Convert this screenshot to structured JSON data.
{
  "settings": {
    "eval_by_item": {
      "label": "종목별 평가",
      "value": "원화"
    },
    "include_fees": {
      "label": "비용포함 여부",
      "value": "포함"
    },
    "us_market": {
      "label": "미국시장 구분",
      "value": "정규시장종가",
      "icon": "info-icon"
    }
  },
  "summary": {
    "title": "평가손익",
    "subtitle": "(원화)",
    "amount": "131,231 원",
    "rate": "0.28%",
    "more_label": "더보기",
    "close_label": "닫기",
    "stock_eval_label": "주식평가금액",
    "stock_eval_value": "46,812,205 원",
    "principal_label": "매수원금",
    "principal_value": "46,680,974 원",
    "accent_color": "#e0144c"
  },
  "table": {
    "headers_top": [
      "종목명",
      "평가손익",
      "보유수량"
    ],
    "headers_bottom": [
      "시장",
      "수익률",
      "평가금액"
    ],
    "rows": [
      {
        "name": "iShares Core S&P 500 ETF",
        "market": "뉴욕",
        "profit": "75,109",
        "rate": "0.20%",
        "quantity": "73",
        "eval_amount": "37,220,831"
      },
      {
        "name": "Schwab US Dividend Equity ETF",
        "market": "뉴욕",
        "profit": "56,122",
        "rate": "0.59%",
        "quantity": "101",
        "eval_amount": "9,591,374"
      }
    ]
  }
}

★ ★ ★ ★ ★

▶ _YOUR TASK_
Print back all the lines verbatim.

▶ _ANSWER_
Convert this screenshot to structured JSON data.
{
  "settings": {
    "eval_by_item": {
      "label": "종목별 평가",
      "value": "원화"
    },
    "include_fees": {
      "label": "비용포함 여부",
      "value": "포함"
    },
    "us_market": {
      "label": "미국시장 구분",
      "value": "정규시장종가",
      "icon": "info-icon"
    }
  },
  "summary": {
    "title": "평가손익",
    "subtitle": "(원화)",
    "amount": "131,231 원",
    "rate": "0.28%",
    "more_label": "더보기",
    "close_label": "닫기",
    "stock_eval_label": "주식평가금액",
    "stock_eval_value": "46,812,205 원",
    "principal_label": "매수원금",
    "principal_value": "46,680,974 원",
    "accent_color": "#e0144c"
  },
  "table": {
    "headers_top": [
      "종목명",
      "평가손익",
      "보유수량"
    ],
    "headers_bottom": [
      "시장",
      "수익률",
      "평가금액"
    ],
    "rows": [
      {
        "name": "iShares Core S&P 500 ETF",
        "market": "뉴욕",
        "profit": "75,109",
        "rate": "0.20%",
        "quantity": "73",
        "eval_amount": "37,220,831"
      },
      {
        "name": "Schwab US Dividend Equity ETF",
        "market": "뉴욕",
        "profit": "56,122",
        "rate": "0.59%",
        "quantity": "101",
        "eval_amount": "9,591,374"
      }
    ]
  }
}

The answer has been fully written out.